* _Your goal_
Extract each line where the string "TradingView" shows up.

+ + + +

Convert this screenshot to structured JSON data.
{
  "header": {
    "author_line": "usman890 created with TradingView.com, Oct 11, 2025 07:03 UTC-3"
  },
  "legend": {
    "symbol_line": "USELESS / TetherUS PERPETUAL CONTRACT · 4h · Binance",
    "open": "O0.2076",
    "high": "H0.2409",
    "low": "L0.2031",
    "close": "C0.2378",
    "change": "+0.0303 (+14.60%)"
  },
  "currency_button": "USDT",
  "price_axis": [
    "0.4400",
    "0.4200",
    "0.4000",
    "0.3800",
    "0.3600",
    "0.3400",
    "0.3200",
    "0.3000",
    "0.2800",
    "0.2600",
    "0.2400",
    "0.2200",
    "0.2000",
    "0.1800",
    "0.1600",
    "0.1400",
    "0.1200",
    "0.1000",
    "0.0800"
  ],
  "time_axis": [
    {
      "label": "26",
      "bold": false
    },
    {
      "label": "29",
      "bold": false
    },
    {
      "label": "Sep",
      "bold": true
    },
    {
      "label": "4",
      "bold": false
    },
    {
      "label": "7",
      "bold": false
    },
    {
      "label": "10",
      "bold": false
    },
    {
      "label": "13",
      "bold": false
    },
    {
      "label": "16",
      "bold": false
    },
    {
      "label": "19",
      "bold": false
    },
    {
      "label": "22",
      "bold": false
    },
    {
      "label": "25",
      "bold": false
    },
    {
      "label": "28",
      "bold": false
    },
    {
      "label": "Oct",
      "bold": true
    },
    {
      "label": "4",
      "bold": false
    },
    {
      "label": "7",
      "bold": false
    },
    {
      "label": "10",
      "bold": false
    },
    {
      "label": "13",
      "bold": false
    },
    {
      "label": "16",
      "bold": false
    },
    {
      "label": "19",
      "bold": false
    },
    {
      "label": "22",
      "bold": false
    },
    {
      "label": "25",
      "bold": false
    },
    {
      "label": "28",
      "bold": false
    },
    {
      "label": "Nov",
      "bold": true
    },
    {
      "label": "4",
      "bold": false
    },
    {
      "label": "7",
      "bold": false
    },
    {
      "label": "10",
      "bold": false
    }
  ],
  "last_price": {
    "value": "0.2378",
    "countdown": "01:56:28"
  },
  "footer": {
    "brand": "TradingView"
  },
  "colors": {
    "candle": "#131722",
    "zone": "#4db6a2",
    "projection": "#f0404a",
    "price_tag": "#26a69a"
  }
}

+ + + +

* _Response for this exercise_
    "author_line": "usman890 created with TradingView.com, Oct 11, 2025 07:03 UTC-3"
    "brand": "TradingView"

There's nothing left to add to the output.